▶ SET PROBLEM: Write out each line that follows exactly as it stands, without the pictures.

--- start ---

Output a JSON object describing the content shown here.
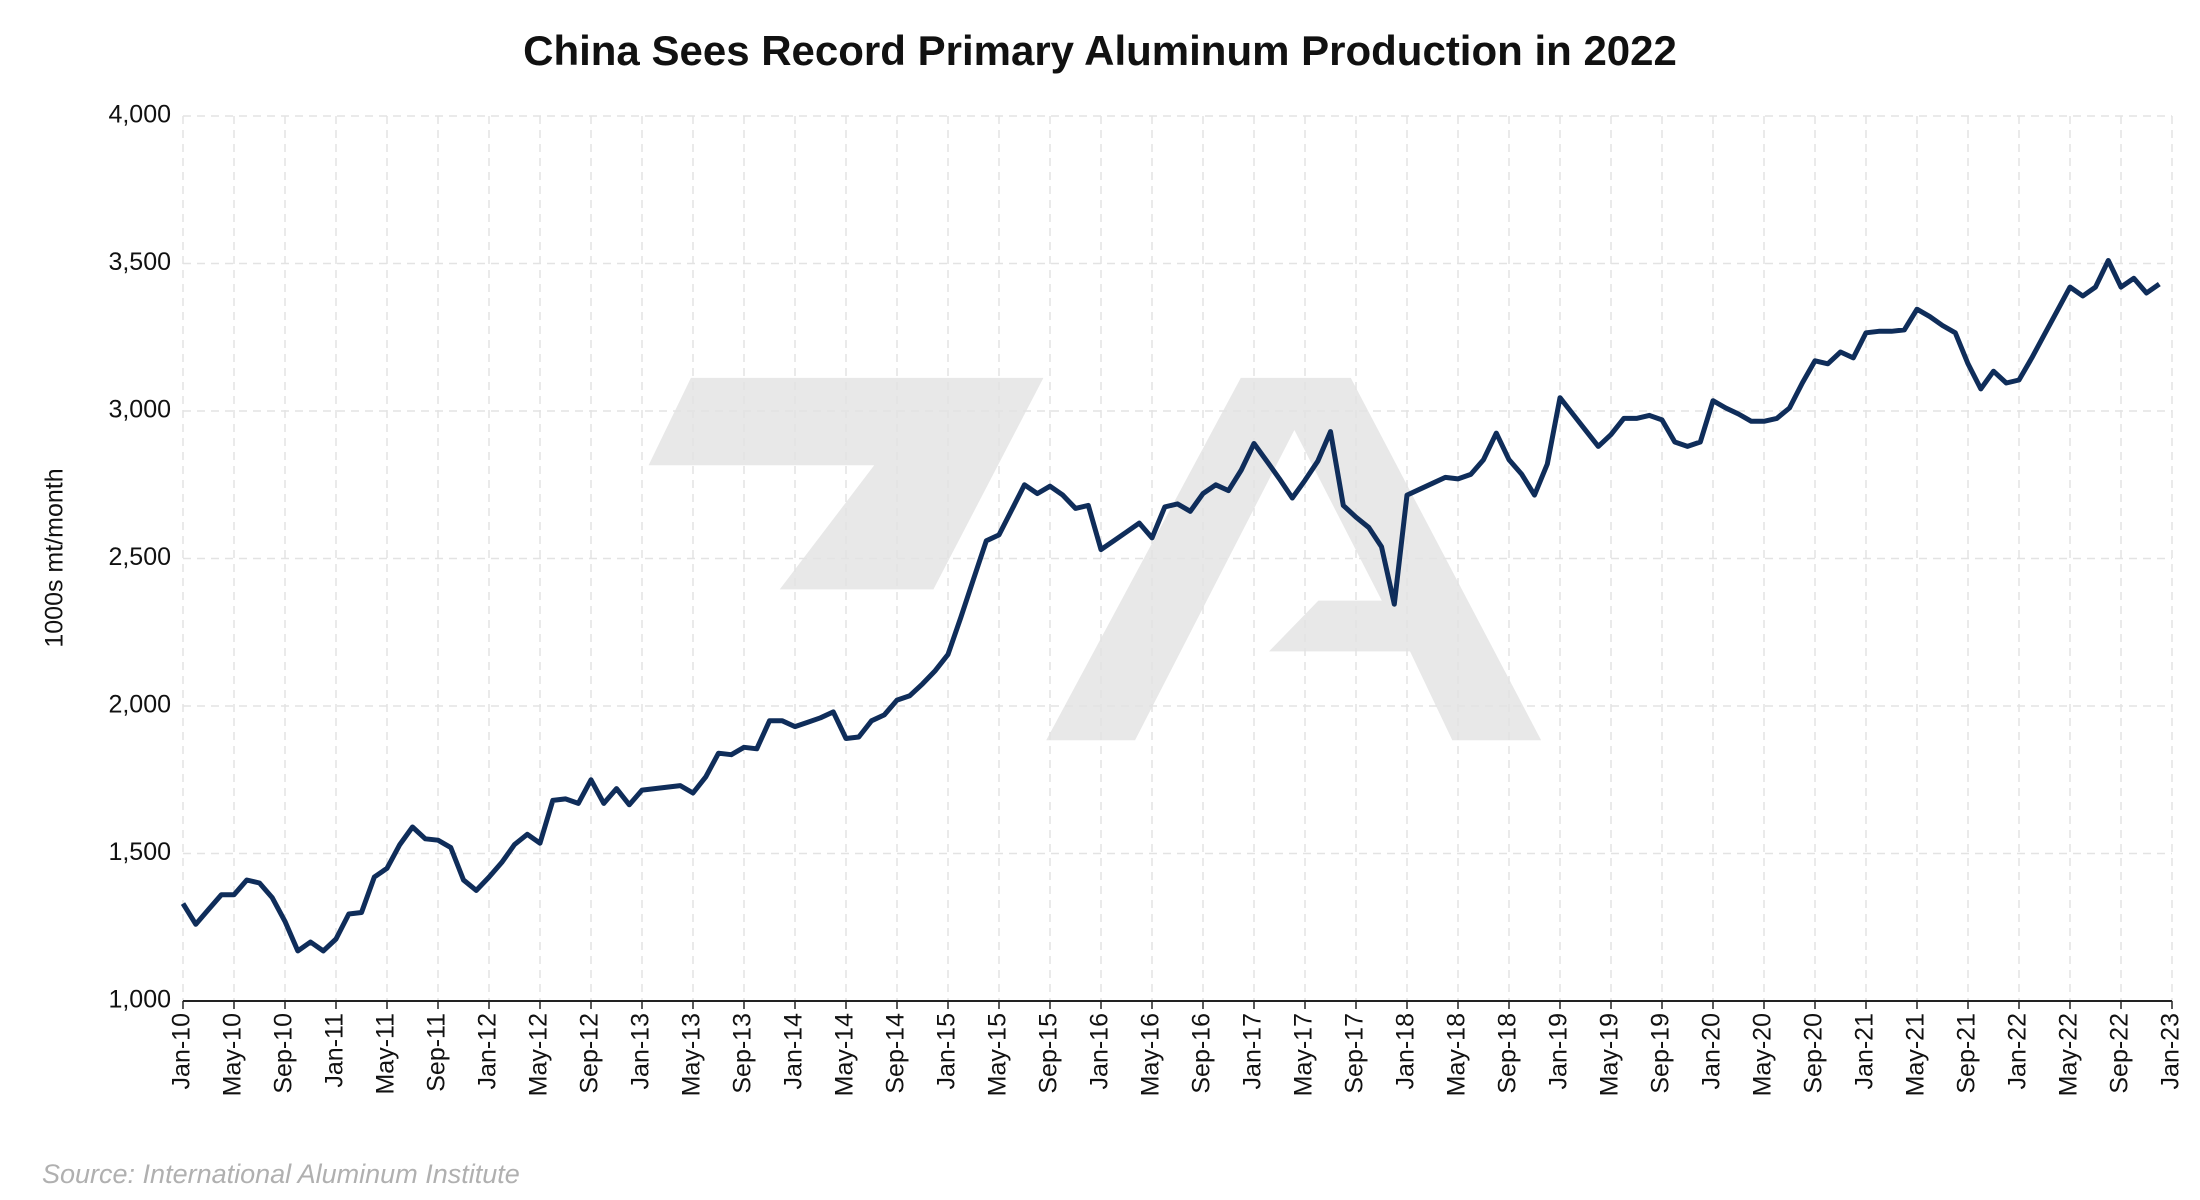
{
  "chart_data": {
    "type": "line",
    "title": "China Sees Record Primary Aluminum Production in 2022",
    "y_label": "1000s mt/month",
    "source": "Source: International Aluminum Institute",
    "grid": true,
    "categories": [
      "Jan-10",
      null,
      null,
      null,
      "May-10",
      null,
      null,
      null,
      "Sep-10",
      null,
      null,
      null,
      "Jan-11",
      null,
      null,
      null,
      "May-11",
      null,
      null,
      null,
      "Sep-11",
      null,
      null,
      null,
      "Jan-12",
      null,
      null,
      null,
      "May-12",
      null,
      null,
      null,
      "Sep-12",
      null,
      null,
      null,
      "Jan-13",
      null,
      null,
      null,
      "May-13",
      null,
      null,
      null,
      "Sep-13",
      null,
      null,
      null,
      "Jan-14",
      null,
      null,
      null,
      "May-14",
      null,
      null,
      null,
      "Sep-14",
      null,
      null,
      null,
      "Jan-15",
      null,
      null,
      null,
      "May-15",
      null,
      null,
      null,
      "Sep-15",
      null,
      null,
      null,
      "Jan-16",
      null,
      null,
      null,
      "May-16",
      null,
      null,
      null,
      "Sep-16",
      null,
      null,
      null,
      "Jan-17",
      null,
      null,
      null,
      "May-17",
      null,
      null,
      null,
      "Sep-17",
      null,
      null,
      null,
      "Jan-18",
      null,
      null,
      null,
      "May-18",
      null,
      null,
      null,
      "Sep-18",
      null,
      null,
      null,
      "Jan-19",
      null,
      null,
      null,
      "May-19",
      null,
      null,
      null,
      "Sep-19",
      null,
      null,
      null,
      "Jan-20",
      null,
      null,
      null,
      "May-20",
      null,
      null,
      null,
      "Sep-20",
      null,
      null,
      null,
      "Jan-21",
      null,
      null,
      null,
      "May-21",
      null,
      null,
      null,
      "Sep-21",
      null,
      null,
      null,
      "Jan-22",
      null,
      null,
      null,
      "May-22",
      null,
      null,
      null,
      "Sep-22",
      null,
      null,
      null,
      "Jan-23"
    ],
    "series": [
      {
        "name": "Primary aluminum production",
        "color": "#0f2d5a",
        "values": [
          1330,
          1260,
          1310,
          1360,
          1360,
          1410,
          1400,
          1350,
          1270,
          1170,
          1200,
          1170,
          1210,
          1295,
          1300,
          1420,
          1450,
          1530,
          1590,
          1550,
          1545,
          1520,
          1410,
          1375,
          1420,
          1470,
          1530,
          1565,
          1535,
          1680,
          1685,
          1670,
          1750,
          1670,
          1720,
          1665,
          1715,
          1720,
          1725,
          1730,
          1705,
          1760,
          1840,
          1835,
          1860,
          1855,
          1950,
          1950,
          1930,
          1945,
          1960,
          1980,
          1890,
          1895,
          1950,
          1970,
          2020,
          2035,
          2075,
          2120,
          2175,
          2300,
          2430,
          2560,
          2580,
          2665,
          2750,
          2720,
          2745,
          2715,
          2670,
          2680,
          2530,
          2560,
          2590,
          2620,
          2570,
          2675,
          2685,
          2660,
          2720,
          2750,
          2730,
          2800,
          2890,
          2830,
          2770,
          2705,
          2765,
          2830,
          2930,
          2680,
          2640,
          2605,
          2540,
          2345,
          2715,
          2735,
          2755,
          2775,
          2770,
          2785,
          2835,
          2925,
          2835,
          2785,
          2715,
          2820,
          3045,
          2990,
          2935,
          2880,
          2920,
          2975,
          2975,
          2985,
          2970,
          2895,
          2880,
          2895,
          3035,
          3010,
          2990,
          2965,
          2965,
          2975,
          3010,
          3095,
          3170,
          3160,
          3200,
          3180,
          3265,
          3270,
          3270,
          3275,
          3345,
          3320,
          3290,
          3265,
          3160,
          3075,
          3135,
          3095,
          3105,
          3180,
          3260,
          3340,
          3420,
          3390,
          3420,
          3510,
          3420,
          3450,
          3400,
          3430,
          null
        ]
      }
    ],
    "ylim": [
      1000,
      4000
    ],
    "yticks": [
      {
        "value": 1000,
        "label": "1,000"
      },
      {
        "value": 1500,
        "label": "1,500"
      },
      {
        "value": 2000,
        "label": "2,000"
      },
      {
        "value": 2500,
        "label": "2,500"
      },
      {
        "value": 3000,
        "label": "3,000"
      },
      {
        "value": 3500,
        "label": "3,500"
      },
      {
        "value": 4000,
        "label": "4,000"
      }
    ]
  }
}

--- end ---

▶ RESPONSE TO THE EXERCISE:
Output a JSON object describing the content shown here.
{
  "chart_data": {
    "type": "line",
    "title": "China Sees Record Primary Aluminum Production in 2022",
    "y_label": "1000s mt/month",
    "source": "Source: International Aluminum Institute",
    "grid": true,
    "categories": [
      "Jan-10",
      null,
      null,
      null,
      "May-10",
      null,
      null,
      null,
      "Sep-10",
      null,
      null,
      null,
      "Jan-11",
      null,
      null,
      null,
      "May-11",
      null,
      null,
      null,
      "Sep-11",
      null,
      null,
      null,
      "Jan-12",
      null,
      null,
      null,
      "May-12",
      null,
      null,
      null,
      "Sep-12",
      null,
      null,
      null,
      "Jan-13",
      null,
      null,
      null,
      "May-13",
      null,
      null,
      null,
      "Sep-13",
      null,
      null,
      null,
      "Jan-14",
      null,
      null,
      null,
      "May-14",
      null,
      null,
      null,
      "Sep-14",
      null,
      null,
      null,
      "Jan-15",
      null,
      null,
      null,
      "May-15",
      null,
      null,
      null,
      "Sep-15",
      null,
      null,
      null,
      "Jan-16",
      null,
      null,
      null,
      "May-16",
      null,
      null,
      null,
      "Sep-16",
      null,
      null,
      null,
      "Jan-17",
      null,
      null,
      null,
      "May-17",
      null,
      null,
      null,
      "Sep-17",
      null,
      null,
      null,
      "Jan-18",
      null,
      null,
      null,
      "May-18",
      null,
      null,
      null,
      "Sep-18",
      null,
      null,
      null,
      "Jan-19",
      null,
      null,
      null,
      "May-19",
      null,
      null,
      null,
      "Sep-19",
      null,
      null,
      null,
      "Jan-20",
      null,
      null,
      null,
      "May-20",
      null,
      null,
      null,
      "Sep-20",
      null,
      null,
      null,
      "Jan-21",
      null,
      null,
      null,
      "May-21",
      null,
      null,
      null,
      "Sep-21",
      null,
      null,
      null,
      "Jan-22",
      null,
      null,
      null,
      "May-22",
      null,
      null,
      null,
      "Sep-22",
      null,
      null,
      null,
      "Jan-23"
    ],
    "series": [
      {
        "name": "Primary aluminum production",
        "color": "#0f2d5a",
        "values": [
          1330,
          1260,
          1310,
          1360,
          1360,
          1410,
          1400,
          1350,
          1270,
          1170,
          1200,
          1170,
          1210,
          1295,
          1300,
          1420,
          1450,
          1530,
          1590,
          1550,
          1545,
          1520,
          1410,
          1375,
          1420,
          1470,
          1530,
          1565,
          1535,
          1680,
          1685,
          1670,
          1750,
          1670,
          1720,
          1665,
          1715,
          1720,
          1725,
          1730,
          1705,
          1760,
          1840,
          1835,
          1860,
          1855,
          1950,
          1950,
          1930,
          1945,
          1960,
          1980,
          1890,
          1895,
          1950,
          1970,
          2020,
          2035,
          2075,
          2120,
          2175,
          2300,
          2430,
          2560,
          2580,
          2665,
          2750,
          2720,
          2745,
          2715,
          2670,
          2680,
          2530,
          2560,
          2590,
          2620,
          2570,
          2675,
          2685,
          2660,
          2720,
          2750,
          2730,
          2800,
          2890,
          2830,
          2770,
          2705,
          2765,
          2830,
          2930,
          2680,
          2640,
          2605,
          2540,
          2345,
          2715,
          2735,
          2755,
          2775,
          2770,
          2785,
          2835,
          2925,
          2835,
          2785,
          2715,
          2820,
          3045,
          2990,
          2935,
          2880,
          2920,
          2975,
          2975,
          2985,
          2970,
          2895,
          2880,
          2895,
          3035,
          3010,
          2990,
          2965,
          2965,
          2975,
          3010,
          3095,
          3170,
          3160,
          3200,
          3180,
          3265,
          3270,
          3270,
          3275,
          3345,
          3320,
          3290,
          3265,
          3160,
          3075,
          3135,
          3095,
          3105,
          3180,
          3260,
          3340,
          3420,
          3390,
          3420,
          3510,
          3420,
          3450,
          3400,
          3430,
          null
        ]
      }
    ],
    "ylim": [
      1000,
      4000
    ],
    "yticks": [
      {
        "value": 1000,
        "label": "1,000"
      },
      {
        "value": 1500,
        "label": "1,500"
      },
      {
        "value": 2000,
        "label": "2,000"
      },
      {
        "value": 2500,
        "label": "2,500"
      },
      {
        "value": 3000,
        "label": "3,000"
      },
      {
        "value": 3500,
        "label": "3,500"
      },
      {
        "value": 4000,
        "label": "4,000"
      }
    ]
  }
}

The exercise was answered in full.